I DO?

Guest post by Elissa Freeman
It was a beautiful evening in October, 1998. As we stood under the chuppah dressed in wedding finery, the rabbi intoned:


“Do you, Elissa, take Mitchell, to be your husband?”

“I do.”

“Do you, Mitchell, take Elissa, to be your wife? In sickness and in health, to have and to hold, even when she decides to pursue a career, of which of course you will be very proud of, but will likely forget all that when she has to leave early for work, or come home late, or stay up late doing more work after cleaning up after dinner and helping with the homework (because your daughter attends a French school and she’s the only one who can actually speak the language and therefore the only one who must now do math in French). And? That there will be nights when she comes home so physically and mentally beat that even her hair follicles are exhausted, rendering her fairly useless except for falling asleep on the couch? Oh, and when you complain that she just doesn’t have the bandwidth to be a wife and a mother and want a hot rockin’ body all at once, she will look at you and say: why the hell not?”

“Uhhhhhhhh….I do?”

Yeah. Today, I wonder if my husband knew what he was getting into he would have been so quick to say “I do.” Even though he grew up in a household where his mother was the breadwinner, during an era when most moms stayed home, I don’t think anything could have prepared him for marrying what his mother would have called, a ‘career gal.’

Even when men say they love independent women that all goes out the window when they come home and there ain’t no woman tending to the pot roast in the oven.

[TO DO]
**1)** Return the part of the guest post that begins at the words "Even when men" and stops after the words "in the oven.", copied word for word.
**2)** In the rows, retype every line word for word, starting at the line that has "legend-label: Легенда [526,678,599,699]" and stopping after the line that has "property-label: Вид земельного".

[DATA SHOWN]
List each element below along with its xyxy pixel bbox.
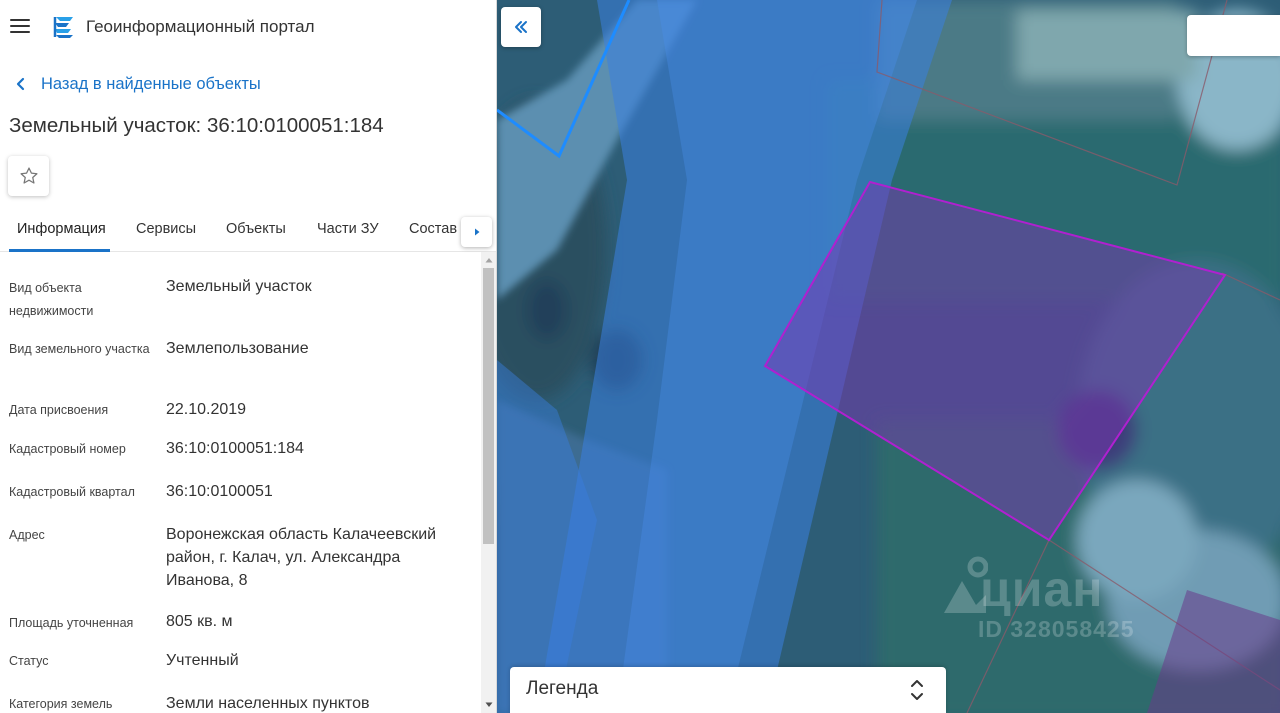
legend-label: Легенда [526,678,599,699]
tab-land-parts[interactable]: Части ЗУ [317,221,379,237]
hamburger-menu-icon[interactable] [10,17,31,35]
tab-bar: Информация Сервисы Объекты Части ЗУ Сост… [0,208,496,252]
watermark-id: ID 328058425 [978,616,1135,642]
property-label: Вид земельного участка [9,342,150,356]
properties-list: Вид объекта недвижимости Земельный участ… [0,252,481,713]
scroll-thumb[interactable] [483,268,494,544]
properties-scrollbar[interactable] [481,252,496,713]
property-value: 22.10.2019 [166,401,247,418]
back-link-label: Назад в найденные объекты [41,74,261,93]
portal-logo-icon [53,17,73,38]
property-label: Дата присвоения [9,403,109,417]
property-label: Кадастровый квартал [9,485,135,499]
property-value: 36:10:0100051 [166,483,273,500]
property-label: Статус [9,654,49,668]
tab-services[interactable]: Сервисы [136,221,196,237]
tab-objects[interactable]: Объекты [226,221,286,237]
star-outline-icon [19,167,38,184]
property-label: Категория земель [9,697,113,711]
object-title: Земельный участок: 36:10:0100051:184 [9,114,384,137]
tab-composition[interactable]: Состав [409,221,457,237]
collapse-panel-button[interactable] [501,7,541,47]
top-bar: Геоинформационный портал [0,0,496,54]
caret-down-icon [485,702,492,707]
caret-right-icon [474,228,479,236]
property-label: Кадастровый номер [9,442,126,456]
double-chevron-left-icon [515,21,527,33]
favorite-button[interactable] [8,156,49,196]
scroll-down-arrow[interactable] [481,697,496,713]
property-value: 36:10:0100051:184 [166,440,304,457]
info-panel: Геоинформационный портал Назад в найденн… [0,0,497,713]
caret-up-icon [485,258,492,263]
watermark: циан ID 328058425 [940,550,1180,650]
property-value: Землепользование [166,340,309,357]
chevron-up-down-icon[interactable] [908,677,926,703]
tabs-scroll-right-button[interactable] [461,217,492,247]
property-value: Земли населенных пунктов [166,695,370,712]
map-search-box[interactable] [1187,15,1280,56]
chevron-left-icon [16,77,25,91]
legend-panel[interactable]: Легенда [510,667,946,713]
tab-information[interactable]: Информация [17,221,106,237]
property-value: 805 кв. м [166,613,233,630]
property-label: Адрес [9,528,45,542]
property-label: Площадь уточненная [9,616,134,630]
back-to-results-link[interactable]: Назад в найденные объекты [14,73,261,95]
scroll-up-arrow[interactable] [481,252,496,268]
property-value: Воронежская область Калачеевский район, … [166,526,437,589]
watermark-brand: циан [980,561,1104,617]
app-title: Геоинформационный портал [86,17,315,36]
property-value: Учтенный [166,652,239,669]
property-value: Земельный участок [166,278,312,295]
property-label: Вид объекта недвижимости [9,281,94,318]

[ANSWERS TO THE PROBLEMS]
**1)**
Even when men say they love independent women that all goes out the window when they come home and there ain’t no woman tending to the pot roast in the oven.

**2)**
legend-label: Легенда [526,678,599,699]
tab-land-parts[interactable]: Части ЗУ [317,221,379,237]
hamburger-menu-icon[interactable] [10,17,31,35]
tab-bar: Информация Сервисы Объекты Части ЗУ Сост… [0,208,496,252]
watermark-id: ID 328058425 [978,616,1135,642]
property-label: Вид земельного участка [9,342,150,356]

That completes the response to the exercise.